TASK OBJECTIVE >> List each line in which the string "label" appears.

GIVEN DATA >>
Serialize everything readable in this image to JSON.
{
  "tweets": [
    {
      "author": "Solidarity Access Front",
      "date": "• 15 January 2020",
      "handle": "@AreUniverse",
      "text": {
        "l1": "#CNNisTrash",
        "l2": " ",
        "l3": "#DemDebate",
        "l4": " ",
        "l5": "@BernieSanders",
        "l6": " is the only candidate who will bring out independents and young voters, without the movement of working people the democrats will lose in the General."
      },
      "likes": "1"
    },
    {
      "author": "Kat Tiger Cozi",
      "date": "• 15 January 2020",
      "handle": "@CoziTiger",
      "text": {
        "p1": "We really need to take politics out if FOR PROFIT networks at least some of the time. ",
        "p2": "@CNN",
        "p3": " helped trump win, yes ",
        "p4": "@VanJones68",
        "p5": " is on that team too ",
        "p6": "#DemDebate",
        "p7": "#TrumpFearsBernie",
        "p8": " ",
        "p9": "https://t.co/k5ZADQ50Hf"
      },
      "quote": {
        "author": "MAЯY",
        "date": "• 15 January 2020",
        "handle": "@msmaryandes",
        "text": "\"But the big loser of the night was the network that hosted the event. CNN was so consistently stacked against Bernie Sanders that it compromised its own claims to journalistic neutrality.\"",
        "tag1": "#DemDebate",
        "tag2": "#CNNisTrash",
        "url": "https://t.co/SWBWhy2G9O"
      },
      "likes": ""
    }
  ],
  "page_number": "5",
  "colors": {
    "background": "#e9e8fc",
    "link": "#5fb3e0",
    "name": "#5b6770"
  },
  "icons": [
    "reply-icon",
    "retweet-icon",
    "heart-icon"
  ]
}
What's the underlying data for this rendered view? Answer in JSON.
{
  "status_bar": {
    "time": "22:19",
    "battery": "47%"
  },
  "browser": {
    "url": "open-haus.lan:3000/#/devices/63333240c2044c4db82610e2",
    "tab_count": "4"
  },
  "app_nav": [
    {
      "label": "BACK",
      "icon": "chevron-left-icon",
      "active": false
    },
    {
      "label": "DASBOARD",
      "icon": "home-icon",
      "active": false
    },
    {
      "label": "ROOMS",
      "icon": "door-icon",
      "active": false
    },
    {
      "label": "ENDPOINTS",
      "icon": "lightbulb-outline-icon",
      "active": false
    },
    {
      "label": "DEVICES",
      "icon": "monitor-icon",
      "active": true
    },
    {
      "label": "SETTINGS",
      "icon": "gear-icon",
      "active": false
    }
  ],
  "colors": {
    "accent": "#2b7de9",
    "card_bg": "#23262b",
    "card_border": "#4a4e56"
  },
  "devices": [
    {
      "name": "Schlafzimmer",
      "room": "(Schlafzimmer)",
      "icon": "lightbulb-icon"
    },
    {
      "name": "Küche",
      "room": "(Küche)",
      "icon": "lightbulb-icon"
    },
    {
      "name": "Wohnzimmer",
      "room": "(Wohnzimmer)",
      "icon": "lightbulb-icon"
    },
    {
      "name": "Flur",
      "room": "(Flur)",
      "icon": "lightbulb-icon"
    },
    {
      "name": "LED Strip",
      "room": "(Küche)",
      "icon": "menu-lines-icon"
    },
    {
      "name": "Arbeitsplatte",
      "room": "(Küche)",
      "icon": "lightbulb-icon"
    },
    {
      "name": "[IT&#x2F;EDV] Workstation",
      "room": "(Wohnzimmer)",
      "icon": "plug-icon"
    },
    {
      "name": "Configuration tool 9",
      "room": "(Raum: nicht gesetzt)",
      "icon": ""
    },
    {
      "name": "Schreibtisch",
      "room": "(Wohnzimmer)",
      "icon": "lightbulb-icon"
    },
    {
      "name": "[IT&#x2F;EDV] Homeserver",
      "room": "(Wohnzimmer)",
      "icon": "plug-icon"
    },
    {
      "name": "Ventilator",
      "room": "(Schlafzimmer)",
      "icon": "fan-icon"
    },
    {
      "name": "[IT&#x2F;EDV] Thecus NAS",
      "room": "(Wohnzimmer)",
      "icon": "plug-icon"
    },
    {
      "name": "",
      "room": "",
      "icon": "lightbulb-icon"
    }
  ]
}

TASK RESULT >>
      "label": "BACK",
      "label": "DASBOARD",
      "label": "ROOMS",
      "label": "ENDPOINTS",
      "label": "DEVICES",
      "label": "SETTINGS",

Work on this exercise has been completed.